• **REQUIRED WORK**:
Your answer should be a single number: the count of lines in the material below that hold "גישה".
START RECORDS FOR THE EXERCISE
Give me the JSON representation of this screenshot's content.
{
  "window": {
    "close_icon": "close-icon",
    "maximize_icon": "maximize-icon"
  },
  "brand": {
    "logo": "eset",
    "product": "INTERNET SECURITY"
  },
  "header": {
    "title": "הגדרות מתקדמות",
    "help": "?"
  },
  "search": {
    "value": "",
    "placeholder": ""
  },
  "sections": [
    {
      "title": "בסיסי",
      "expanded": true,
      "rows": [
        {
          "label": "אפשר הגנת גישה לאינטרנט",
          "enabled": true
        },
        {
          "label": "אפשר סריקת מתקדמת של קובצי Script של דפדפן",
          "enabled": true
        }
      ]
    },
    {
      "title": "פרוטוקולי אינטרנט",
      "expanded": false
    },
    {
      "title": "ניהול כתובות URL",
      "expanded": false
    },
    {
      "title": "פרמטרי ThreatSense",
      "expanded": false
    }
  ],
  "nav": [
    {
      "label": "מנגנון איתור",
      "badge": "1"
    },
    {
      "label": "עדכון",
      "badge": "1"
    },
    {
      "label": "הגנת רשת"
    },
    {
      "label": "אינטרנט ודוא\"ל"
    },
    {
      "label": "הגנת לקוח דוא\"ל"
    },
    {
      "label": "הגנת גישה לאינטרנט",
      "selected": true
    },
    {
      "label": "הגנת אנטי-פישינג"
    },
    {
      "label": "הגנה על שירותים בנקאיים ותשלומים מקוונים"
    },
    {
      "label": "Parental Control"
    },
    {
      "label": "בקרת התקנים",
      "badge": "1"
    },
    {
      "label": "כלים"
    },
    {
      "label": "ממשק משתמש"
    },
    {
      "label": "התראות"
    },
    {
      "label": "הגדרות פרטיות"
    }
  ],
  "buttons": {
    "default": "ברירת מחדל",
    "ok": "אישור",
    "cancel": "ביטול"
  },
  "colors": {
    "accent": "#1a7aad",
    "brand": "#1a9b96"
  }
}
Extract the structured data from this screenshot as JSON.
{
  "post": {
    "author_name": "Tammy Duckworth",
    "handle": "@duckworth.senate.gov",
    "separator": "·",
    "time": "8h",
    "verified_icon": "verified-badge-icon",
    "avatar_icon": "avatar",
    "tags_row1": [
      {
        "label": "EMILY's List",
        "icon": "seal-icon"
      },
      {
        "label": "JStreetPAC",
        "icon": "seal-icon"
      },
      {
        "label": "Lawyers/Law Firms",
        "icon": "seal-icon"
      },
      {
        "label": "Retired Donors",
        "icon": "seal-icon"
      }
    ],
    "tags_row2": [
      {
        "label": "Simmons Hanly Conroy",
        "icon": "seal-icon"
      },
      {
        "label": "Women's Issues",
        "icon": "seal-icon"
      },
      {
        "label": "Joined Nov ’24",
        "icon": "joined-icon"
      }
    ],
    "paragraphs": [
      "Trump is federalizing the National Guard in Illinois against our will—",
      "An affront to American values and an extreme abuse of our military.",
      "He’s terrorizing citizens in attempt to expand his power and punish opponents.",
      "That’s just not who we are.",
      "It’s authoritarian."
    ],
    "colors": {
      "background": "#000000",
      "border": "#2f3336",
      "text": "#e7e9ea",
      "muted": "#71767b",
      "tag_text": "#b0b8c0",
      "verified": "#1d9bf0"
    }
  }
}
END RECORDS FOR THE EXERCISE
• **FINAL RESULT**:
2